> **Entries shown**

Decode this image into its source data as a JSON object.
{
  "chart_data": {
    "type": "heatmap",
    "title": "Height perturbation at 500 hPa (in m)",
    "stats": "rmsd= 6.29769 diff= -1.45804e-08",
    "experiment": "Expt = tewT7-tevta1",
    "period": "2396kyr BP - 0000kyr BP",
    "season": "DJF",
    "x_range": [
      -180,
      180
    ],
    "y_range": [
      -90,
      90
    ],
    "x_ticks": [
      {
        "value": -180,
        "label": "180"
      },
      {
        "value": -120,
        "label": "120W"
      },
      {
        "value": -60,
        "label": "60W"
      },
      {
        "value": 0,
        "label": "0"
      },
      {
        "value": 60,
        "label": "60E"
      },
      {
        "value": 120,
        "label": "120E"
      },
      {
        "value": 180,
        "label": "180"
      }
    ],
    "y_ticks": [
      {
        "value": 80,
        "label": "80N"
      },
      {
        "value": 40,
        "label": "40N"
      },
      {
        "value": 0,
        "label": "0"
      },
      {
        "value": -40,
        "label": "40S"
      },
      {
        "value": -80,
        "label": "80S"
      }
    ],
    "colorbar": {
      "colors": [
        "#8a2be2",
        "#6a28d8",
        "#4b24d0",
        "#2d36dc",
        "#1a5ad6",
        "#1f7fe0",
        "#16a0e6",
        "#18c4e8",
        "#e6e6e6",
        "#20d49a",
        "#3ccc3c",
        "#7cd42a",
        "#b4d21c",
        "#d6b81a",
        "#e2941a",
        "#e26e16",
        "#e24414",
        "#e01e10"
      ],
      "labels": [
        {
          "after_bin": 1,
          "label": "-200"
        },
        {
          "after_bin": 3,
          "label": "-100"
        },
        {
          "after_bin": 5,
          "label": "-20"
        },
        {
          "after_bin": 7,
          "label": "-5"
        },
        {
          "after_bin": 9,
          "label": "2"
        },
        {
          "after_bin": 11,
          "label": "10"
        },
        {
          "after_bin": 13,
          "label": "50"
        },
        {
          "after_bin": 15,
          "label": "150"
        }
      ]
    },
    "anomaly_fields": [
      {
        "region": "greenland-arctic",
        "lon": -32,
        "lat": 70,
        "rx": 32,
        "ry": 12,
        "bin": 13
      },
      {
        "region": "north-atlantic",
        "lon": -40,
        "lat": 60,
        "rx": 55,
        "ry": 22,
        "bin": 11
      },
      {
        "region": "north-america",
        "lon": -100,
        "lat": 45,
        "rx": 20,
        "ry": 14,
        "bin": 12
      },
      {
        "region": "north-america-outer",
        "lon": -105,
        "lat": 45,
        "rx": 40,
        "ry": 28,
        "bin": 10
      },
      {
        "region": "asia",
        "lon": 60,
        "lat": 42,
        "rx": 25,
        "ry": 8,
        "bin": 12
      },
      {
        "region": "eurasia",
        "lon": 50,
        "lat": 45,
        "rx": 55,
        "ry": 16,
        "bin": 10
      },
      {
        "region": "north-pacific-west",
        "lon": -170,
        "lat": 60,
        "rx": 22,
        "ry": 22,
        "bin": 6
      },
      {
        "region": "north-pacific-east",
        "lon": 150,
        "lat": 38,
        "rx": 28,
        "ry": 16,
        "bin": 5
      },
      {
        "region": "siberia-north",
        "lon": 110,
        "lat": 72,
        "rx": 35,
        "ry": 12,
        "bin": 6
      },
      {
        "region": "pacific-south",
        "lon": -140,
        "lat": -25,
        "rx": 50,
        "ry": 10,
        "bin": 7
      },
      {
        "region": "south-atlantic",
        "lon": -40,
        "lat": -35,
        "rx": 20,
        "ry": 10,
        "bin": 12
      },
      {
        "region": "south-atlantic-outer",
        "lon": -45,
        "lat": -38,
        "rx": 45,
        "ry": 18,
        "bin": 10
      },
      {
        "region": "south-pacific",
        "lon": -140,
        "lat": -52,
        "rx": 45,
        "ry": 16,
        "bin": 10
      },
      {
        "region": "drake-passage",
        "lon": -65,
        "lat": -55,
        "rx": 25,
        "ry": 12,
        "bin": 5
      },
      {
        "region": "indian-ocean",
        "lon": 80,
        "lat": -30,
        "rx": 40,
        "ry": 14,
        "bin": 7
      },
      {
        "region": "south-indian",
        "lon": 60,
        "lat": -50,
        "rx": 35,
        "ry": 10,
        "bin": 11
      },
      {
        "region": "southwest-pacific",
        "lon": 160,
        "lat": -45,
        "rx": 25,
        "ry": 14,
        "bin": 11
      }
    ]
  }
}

> **What to do**
Each record above should be returned exactly as it appears.

> **Correct answer**
Decode this image into its source data as a JSON object.
{
  "chart_data": {
    "type": "heatmap",
    "title": "Height perturbation at 500 hPa (in m)",
    "stats": "rmsd= 6.29769 diff= -1.45804e-08",
    "experiment": "Expt = tewT7-tevta1",
    "period": "2396kyr BP - 0000kyr BP",
    "season": "DJF",
    "x_range": [
      -180,
      180
    ],
    "y_range": [
      -90,
      90
    ],
    "x_ticks": [
      {
        "value": -180,
        "label": "180"
      },
      {
        "value": -120,
        "label": "120W"
      },
      {
        "value": -60,
        "label": "60W"
      },
      {
        "value": 0,
        "label": "0"
      },
      {
        "value": 60,
        "label": "60E"
      },
      {
        "value": 120,
        "label": "120E"
      },
      {
        "value": 180,
        "label": "180"
      }
    ],
    "y_ticks": [
      {
        "value": 80,
        "label": "80N"
      },
      {
        "value": 40,
        "label": "40N"
      },
      {
        "value": 0,
        "label": "0"
      },
      {
        "value": -40,
        "label": "40S"
      },
      {
        "value": -80,
        "label": "80S"
      }
    ],
    "colorbar": {
      "colors": [
        "#8a2be2",
        "#6a28d8",
        "#4b24d0",
        "#2d36dc",
        "#1a5ad6",
        "#1f7fe0",
        "#16a0e6",
        "#18c4e8",
        "#e6e6e6",
        "#20d49a",
        "#3ccc3c",
        "#7cd42a",
        "#b4d21c",
        "#d6b81a",
        "#e2941a",
        "#e26e16",
        "#e24414",
        "#e01e10"
      ],
      "labels": [
        {
          "after_bin": 1,
          "label": "-200"
        },
        {
          "after_bin": 3,
          "label": "-100"
        },
        {
          "after_bin": 5,
          "label": "-20"
        },
        {
          "after_bin": 7,
          "label": "-5"
        },
        {
          "after_bin": 9,
          "label": "2"
        },
        {
          "after_bin": 11,
          "label": "10"
        },
        {
          "after_bin": 13,
          "label": "50"
        },
        {
          "after_bin": 15,
          "label": "150"
        }
      ]
    },
    "anomaly_fields": [
      {
        "region": "greenland-arctic",
        "lon": -32,
        "lat": 70,
        "rx": 32,
        "ry": 12,
        "bin": 13
      },
      {
        "region": "north-atlantic",
        "lon": -40,
        "lat": 60,
        "rx": 55,
        "ry": 22,
        "bin": 11
      },
      {
        "region": "north-america",
        "lon": -100,
        "lat": 45,
        "rx": 20,
        "ry": 14,
        "bin": 12
      },
      {
        "region": "north-america-outer",
        "lon": -105,
        "lat": 45,
        "rx": 40,
        "ry": 28,
        "bin": 10
      },
      {
        "region": "asia",
        "lon": 60,
        "lat": 42,
        "rx": 25,
        "ry": 8,
        "bin": 12
      },
      {
        "region": "eurasia",
        "lon": 50,
        "lat": 45,
        "rx": 55,
        "ry": 16,
        "bin": 10
      },
      {
        "region": "north-pacific-west",
        "lon": -170,
        "lat": 60,
        "rx": 22,
        "ry": 22,
        "bin": 6
      },
      {
        "region": "north-pacific-east",
        "lon": 150,
        "lat": 38,
        "rx": 28,
        "ry": 16,
        "bin": 5
      },
      {
        "region": "siberia-north",
        "lon": 110,
        "lat": 72,
        "rx": 35,
        "ry": 12,
        "bin": 6
      },
      {
        "region": "pacific-south",
        "lon": -140,
        "lat": -25,
        "rx": 50,
        "ry": 10,
        "bin": 7
      },
      {
        "region": "south-atlantic",
        "lon": -40,
        "lat": -35,
        "rx": 20,
        "ry": 10,
        "bin": 12
      },
      {
        "region": "south-atlantic-outer",
        "lon": -45,
        "lat": -38,
        "rx": 45,
        "ry": 18,
        "bin": 10
      },
      {
        "region": "south-pacific",
        "lon": -140,
        "lat": -52,
        "rx": 45,
        "ry": 16,
        "bin": 10
      },
      {
        "region": "drake-passage",
        "lon": -65,
        "lat": -55,
        "rx": 25,
        "ry": 12,
        "bin": 5
      },
      {
        "region": "indian-ocean",
        "lon": 80,
        "lat": -30,
        "rx": 40,
        "ry": 14,
        "bin": 7
      },
      {
        "region": "south-indian",
        "lon": 60,
        "lat": -50,
        "rx": 35,
        "ry": 10,
        "bin": 11
      },
      {
        "region": "southwest-pacific",
        "lon": 160,
        "lat": -45,
        "rx": 25,
        "ry": 14,
        "bin": 11
      }
    ]
  }
}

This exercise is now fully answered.